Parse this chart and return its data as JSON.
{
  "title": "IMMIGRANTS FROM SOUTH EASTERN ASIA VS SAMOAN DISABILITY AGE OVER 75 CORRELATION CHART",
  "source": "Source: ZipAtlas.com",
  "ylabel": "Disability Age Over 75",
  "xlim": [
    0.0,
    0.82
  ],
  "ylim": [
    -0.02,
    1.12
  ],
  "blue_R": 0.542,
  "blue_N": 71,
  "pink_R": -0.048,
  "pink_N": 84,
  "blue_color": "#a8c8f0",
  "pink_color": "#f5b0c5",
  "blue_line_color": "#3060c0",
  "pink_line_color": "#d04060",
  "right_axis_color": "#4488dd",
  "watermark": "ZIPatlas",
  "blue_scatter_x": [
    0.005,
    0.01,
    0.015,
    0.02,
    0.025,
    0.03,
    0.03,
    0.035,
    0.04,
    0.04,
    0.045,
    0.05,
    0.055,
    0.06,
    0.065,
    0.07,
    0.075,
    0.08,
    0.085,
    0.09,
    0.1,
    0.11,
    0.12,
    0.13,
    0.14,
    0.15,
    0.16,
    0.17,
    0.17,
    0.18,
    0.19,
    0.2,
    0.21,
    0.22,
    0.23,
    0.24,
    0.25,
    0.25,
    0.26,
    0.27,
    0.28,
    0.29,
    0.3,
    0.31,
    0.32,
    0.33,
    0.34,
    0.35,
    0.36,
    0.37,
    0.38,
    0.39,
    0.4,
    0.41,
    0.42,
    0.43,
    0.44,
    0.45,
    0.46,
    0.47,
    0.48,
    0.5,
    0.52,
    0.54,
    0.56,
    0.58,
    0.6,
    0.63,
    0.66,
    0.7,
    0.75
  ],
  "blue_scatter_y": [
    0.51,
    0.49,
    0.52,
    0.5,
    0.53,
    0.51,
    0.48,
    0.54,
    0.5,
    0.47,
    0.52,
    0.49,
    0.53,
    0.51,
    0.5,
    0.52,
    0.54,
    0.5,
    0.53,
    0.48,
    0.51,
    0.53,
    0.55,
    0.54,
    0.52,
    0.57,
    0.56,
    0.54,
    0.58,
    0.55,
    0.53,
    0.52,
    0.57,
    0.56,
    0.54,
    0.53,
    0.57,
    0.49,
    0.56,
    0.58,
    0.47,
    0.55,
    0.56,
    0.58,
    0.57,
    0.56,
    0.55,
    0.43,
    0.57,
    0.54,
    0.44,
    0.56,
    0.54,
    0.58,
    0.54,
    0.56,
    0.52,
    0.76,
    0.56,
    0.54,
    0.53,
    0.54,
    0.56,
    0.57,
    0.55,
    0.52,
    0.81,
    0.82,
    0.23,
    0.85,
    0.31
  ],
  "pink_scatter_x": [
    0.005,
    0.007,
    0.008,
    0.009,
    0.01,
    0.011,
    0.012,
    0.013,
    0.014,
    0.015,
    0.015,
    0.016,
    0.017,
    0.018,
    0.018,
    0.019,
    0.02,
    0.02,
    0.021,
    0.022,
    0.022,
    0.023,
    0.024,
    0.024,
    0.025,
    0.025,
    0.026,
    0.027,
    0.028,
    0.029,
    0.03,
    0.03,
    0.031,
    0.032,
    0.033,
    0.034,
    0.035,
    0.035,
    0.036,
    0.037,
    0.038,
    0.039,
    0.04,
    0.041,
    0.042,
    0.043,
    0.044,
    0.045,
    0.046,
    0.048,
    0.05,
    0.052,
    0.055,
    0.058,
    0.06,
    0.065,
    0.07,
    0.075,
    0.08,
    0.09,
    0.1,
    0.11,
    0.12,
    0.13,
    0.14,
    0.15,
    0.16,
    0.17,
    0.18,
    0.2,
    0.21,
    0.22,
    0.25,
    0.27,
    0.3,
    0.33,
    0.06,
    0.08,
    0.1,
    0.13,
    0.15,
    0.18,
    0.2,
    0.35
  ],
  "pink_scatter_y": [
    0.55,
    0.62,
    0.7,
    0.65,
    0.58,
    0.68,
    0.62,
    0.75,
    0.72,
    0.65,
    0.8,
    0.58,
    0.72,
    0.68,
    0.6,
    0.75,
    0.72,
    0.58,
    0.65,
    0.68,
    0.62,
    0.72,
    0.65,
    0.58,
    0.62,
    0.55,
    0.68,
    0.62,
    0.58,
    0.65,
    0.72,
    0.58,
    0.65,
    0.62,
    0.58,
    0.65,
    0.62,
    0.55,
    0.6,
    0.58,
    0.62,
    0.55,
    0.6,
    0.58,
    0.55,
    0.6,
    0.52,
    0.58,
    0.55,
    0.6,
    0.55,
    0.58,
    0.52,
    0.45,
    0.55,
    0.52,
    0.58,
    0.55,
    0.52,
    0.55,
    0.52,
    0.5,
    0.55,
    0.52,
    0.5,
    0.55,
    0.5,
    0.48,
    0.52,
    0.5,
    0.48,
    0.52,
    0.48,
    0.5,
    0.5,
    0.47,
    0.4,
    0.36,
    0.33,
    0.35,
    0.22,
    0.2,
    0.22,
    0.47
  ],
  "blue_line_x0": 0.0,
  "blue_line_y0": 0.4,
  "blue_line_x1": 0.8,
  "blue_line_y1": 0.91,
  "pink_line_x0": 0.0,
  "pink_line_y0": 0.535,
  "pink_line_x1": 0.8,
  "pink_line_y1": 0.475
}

> WHAT THIS TASK INVOLVES
Repeat each entry word for word.

> OUTPUT
Parse this chart and return its data as JSON.
{
  "title": "IMMIGRANTS FROM SOUTH EASTERN ASIA VS SAMOAN DISABILITY AGE OVER 75 CORRELATION CHART",
  "source": "Source: ZipAtlas.com",
  "ylabel": "Disability Age Over 75",
  "xlim": [
    0.0,
    0.82
  ],
  "ylim": [
    -0.02,
    1.12
  ],
  "blue_R": 0.542,
  "blue_N": 71,
  "pink_R": -0.048,
  "pink_N": 84,
  "blue_color": "#a8c8f0",
  "pink_color": "#f5b0c5",
  "blue_line_color": "#3060c0",
  "pink_line_color": "#d04060",
  "right_axis_color": "#4488dd",
  "watermark": "ZIPatlas",
  "blue_scatter_x": [
    0.005,
    0.01,
    0.015,
    0.02,
    0.025,
    0.03,
    0.03,
    0.035,
    0.04,
    0.04,
    0.045,
    0.05,
    0.055,
    0.06,
    0.065,
    0.07,
    0.075,
    0.08,
    0.085,
    0.09,
    0.1,
    0.11,
    0.12,
    0.13,
    0.14,
    0.15,
    0.16,
    0.17,
    0.17,
    0.18,
    0.19,
    0.2,
    0.21,
    0.22,
    0.23,
    0.24,
    0.25,
    0.25,
    0.26,
    0.27,
    0.28,
    0.29,
    0.3,
    0.31,
    0.32,
    0.33,
    0.34,
    0.35,
    0.36,
    0.37,
    0.38,
    0.39,
    0.4,
    0.41,
    0.42,
    0.43,
    0.44,
    0.45,
    0.46,
    0.47,
    0.48,
    0.5,
    0.52,
    0.54,
    0.56,
    0.58,
    0.6,
    0.63,
    0.66,
    0.7,
    0.75
  ],
  "blue_scatter_y": [
    0.51,
    0.49,
    0.52,
    0.5,
    0.53,
    0.51,
    0.48,
    0.54,
    0.5,
    0.47,
    0.52,
    0.49,
    0.53,
    0.51,
    0.5,
    0.52,
    0.54,
    0.5,
    0.53,
    0.48,
    0.51,
    0.53,
    0.55,
    0.54,
    0.52,
    0.57,
    0.56,
    0.54,
    0.58,
    0.55,
    0.53,
    0.52,
    0.57,
    0.56,
    0.54,
    0.53,
    0.57,
    0.49,
    0.56,
    0.58,
    0.47,
    0.55,
    0.56,
    0.58,
    0.57,
    0.56,
    0.55,
    0.43,
    0.57,
    0.54,
    0.44,
    0.56,
    0.54,
    0.58,
    0.54,
    0.56,
    0.52,
    0.76,
    0.56,
    0.54,
    0.53,
    0.54,
    0.56,
    0.57,
    0.55,
    0.52,
    0.81,
    0.82,
    0.23,
    0.85,
    0.31
  ],
  "pink_scatter_x": [
    0.005,
    0.007,
    0.008,
    0.009,
    0.01,
    0.011,
    0.012,
    0.013,
    0.014,
    0.015,
    0.015,
    0.016,
    0.017,
    0.018,
    0.018,
    0.019,
    0.02,
    0.02,
    0.021,
    0.022,
    0.022,
    0.023,
    0.024,
    0.024,
    0.025,
    0.025,
    0.026,
    0.027,
    0.028,
    0.029,
    0.03,
    0.03,
    0.031,
    0.032,
    0.033,
    0.034,
    0.035,
    0.035,
    0.036,
    0.037,
    0.038,
    0.039,
    0.04,
    0.041,
    0.042,
    0.043,
    0.044,
    0.045,
    0.046,
    0.048,
    0.05,
    0.052,
    0.055,
    0.058,
    0.06,
    0.065,
    0.07,
    0.075,
    0.08,
    0.09,
    0.1,
    0.11,
    0.12,
    0.13,
    0.14,
    0.15,
    0.16,
    0.17,
    0.18,
    0.2,
    0.21,
    0.22,
    0.25,
    0.27,
    0.3,
    0.33,
    0.06,
    0.08,
    0.1,
    0.13,
    0.15,
    0.18,
    0.2,
    0.35
  ],
  "pink_scatter_y": [
    0.55,
    0.62,
    0.7,
    0.65,
    0.58,
    0.68,
    0.62,
    0.75,
    0.72,
    0.65,
    0.8,
    0.58,
    0.72,
    0.68,
    0.6,
    0.75,
    0.72,
    0.58,
    0.65,
    0.68,
    0.62,
    0.72,
    0.65,
    0.58,
    0.62,
    0.55,
    0.68,
    0.62,
    0.58,
    0.65,
    0.72,
    0.58,
    0.65,
    0.62,
    0.58,
    0.65,
    0.62,
    0.55,
    0.6,
    0.58,
    0.62,
    0.55,
    0.6,
    0.58,
    0.55,
    0.6,
    0.52,
    0.58,
    0.55,
    0.6,
    0.55,
    0.58,
    0.52,
    0.45,
    0.55,
    0.52,
    0.58,
    0.55,
    0.52,
    0.55,
    0.52,
    0.5,
    0.55,
    0.52,
    0.5,
    0.55,
    0.5,
    0.48,
    0.52,
    0.5,
    0.48,
    0.52,
    0.48,
    0.5,
    0.5,
    0.47,
    0.4,
    0.36,
    0.33,
    0.35,
    0.22,
    0.2,
    0.22,
    0.47
  ],
  "blue_line_x0": 0.0,
  "blue_line_y0": 0.4,
  "blue_line_x1": 0.8,
  "blue_line_y1": 0.91,
  "pink_line_x0": 0.0,
  "pink_line_y0": 0.535,
  "pink_line_x1": 0.8,
  "pink_line_y1": 0.475
}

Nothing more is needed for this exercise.